■ Do this
Lines holding the string "compensation" are the ones to copy from this listing.
**** Supplied information ****
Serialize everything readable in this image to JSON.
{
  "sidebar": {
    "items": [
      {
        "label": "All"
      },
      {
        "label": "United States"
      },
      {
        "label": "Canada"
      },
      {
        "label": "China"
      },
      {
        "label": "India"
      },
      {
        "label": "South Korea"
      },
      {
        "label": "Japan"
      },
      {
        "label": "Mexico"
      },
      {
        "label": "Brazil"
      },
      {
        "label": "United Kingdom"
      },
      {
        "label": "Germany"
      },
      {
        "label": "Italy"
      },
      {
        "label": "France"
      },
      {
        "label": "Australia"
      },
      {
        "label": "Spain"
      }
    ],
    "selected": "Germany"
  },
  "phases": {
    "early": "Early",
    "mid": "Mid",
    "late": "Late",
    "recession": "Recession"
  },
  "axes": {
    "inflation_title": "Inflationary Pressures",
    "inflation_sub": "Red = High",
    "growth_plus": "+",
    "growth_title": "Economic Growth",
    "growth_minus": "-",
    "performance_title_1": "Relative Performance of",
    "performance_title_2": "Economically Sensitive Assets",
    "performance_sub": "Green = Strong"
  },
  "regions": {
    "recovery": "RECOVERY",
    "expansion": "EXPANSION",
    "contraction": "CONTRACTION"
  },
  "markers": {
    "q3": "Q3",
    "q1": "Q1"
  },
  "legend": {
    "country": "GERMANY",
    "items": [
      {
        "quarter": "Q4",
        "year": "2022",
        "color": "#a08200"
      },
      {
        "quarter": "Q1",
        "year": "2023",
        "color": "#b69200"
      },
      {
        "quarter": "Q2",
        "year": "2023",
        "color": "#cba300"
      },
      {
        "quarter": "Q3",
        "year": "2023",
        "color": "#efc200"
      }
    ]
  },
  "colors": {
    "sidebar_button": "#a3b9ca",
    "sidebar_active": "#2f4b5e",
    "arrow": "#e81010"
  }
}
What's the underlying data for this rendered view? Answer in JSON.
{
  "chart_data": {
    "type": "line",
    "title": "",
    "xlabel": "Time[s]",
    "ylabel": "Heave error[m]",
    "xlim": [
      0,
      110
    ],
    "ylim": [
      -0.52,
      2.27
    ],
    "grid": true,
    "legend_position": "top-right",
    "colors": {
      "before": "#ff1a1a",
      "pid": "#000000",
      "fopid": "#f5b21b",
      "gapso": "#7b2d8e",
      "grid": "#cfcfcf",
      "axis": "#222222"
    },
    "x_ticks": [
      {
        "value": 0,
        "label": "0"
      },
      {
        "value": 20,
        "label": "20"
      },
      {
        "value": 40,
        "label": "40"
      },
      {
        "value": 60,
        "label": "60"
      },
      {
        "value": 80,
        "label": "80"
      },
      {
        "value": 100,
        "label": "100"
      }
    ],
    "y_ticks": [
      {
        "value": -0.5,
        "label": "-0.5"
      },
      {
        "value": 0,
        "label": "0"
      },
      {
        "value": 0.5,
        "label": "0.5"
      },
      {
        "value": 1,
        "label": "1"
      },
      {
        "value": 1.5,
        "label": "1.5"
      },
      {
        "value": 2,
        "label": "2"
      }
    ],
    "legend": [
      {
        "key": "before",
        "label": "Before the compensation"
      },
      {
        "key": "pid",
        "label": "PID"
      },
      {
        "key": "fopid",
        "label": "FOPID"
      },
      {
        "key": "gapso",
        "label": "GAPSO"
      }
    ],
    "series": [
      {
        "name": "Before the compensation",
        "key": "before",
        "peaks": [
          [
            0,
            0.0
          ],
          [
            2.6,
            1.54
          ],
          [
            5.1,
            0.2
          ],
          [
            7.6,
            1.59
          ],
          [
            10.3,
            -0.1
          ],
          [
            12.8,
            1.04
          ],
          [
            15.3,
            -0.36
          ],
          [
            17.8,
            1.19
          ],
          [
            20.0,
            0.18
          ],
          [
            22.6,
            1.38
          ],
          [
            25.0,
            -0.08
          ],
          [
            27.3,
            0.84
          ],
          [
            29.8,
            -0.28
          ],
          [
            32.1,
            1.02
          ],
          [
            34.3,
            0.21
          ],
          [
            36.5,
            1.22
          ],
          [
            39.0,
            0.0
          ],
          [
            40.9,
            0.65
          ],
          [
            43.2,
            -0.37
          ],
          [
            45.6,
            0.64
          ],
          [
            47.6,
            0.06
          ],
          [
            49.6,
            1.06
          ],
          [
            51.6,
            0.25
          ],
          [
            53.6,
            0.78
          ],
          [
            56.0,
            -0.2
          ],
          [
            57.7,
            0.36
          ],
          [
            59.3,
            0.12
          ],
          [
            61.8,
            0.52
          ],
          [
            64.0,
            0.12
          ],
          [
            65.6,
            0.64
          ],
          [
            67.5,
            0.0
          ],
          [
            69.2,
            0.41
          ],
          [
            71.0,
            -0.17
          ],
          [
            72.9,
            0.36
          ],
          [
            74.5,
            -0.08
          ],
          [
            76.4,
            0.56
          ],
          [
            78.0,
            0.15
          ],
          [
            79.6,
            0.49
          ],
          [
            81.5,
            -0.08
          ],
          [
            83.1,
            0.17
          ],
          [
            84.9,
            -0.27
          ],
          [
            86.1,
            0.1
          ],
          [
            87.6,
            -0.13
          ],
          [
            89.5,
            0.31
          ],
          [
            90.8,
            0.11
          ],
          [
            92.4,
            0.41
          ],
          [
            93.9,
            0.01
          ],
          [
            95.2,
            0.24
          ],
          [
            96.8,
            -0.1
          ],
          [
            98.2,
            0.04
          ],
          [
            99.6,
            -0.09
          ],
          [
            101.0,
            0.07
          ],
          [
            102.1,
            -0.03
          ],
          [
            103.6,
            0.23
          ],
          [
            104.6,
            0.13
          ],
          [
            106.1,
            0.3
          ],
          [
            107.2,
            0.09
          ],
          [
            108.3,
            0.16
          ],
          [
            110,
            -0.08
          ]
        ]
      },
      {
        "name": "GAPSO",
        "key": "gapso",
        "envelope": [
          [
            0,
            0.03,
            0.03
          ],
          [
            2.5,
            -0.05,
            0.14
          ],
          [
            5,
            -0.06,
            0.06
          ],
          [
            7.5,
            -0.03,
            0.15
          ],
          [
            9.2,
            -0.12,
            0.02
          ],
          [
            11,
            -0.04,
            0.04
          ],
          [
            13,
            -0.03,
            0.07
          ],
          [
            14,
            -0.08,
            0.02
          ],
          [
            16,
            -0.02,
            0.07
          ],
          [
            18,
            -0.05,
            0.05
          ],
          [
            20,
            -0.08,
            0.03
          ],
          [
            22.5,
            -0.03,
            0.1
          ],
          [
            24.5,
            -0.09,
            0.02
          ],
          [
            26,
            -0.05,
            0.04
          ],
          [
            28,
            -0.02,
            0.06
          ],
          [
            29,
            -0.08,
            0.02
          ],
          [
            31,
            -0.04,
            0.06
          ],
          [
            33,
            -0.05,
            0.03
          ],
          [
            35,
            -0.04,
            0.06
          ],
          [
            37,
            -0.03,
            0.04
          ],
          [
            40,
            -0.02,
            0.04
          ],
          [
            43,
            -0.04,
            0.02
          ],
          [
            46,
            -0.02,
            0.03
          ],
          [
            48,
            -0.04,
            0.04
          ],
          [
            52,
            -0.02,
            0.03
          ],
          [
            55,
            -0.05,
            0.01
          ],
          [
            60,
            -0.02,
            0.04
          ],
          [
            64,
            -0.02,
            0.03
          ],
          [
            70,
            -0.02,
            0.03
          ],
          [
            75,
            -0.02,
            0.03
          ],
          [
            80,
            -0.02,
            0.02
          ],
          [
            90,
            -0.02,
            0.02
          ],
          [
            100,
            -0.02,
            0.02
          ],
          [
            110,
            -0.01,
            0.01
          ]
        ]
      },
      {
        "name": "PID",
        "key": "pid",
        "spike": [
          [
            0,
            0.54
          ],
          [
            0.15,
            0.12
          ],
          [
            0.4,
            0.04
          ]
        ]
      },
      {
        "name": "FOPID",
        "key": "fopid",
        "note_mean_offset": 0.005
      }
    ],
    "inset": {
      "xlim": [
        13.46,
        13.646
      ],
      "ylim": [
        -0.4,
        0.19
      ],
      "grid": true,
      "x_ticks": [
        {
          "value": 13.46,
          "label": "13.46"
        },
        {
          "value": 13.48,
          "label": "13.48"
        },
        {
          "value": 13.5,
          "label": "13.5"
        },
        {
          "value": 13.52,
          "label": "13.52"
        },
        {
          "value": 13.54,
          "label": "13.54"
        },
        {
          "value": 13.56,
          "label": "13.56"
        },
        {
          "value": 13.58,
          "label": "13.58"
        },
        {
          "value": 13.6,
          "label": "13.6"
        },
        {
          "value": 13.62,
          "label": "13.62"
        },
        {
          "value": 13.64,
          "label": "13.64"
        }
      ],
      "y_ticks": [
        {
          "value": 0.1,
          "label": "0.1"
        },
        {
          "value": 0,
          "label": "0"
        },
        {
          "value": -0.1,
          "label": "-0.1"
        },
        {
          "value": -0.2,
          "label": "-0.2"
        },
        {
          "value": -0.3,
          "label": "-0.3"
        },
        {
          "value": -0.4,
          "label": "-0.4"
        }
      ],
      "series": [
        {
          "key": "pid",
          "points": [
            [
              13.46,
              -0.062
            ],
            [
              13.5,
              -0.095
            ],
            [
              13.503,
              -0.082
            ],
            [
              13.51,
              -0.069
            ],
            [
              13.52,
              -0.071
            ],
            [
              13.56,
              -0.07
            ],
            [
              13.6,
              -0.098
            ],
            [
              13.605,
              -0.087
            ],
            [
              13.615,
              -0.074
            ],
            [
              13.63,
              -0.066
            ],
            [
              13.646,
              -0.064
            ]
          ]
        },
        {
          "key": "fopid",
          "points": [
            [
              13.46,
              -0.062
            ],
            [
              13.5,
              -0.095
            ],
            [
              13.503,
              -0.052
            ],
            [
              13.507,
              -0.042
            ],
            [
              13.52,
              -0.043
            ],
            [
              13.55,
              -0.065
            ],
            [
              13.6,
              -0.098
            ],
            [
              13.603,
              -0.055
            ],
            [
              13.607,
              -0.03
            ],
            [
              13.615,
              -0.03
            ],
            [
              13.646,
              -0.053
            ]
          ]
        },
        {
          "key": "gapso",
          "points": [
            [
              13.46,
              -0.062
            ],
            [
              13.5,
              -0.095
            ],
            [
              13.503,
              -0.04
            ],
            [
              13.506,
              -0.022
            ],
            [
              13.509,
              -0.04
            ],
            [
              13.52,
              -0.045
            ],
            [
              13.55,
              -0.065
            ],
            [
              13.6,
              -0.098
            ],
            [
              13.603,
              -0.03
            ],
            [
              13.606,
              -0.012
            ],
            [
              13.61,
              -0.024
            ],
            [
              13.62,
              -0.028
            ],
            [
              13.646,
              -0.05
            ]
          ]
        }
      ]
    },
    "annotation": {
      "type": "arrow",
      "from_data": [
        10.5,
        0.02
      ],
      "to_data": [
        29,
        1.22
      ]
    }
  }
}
****
■ Solution for this exercise
        "label": "Before the compensation"
        "name": "Before the compensation",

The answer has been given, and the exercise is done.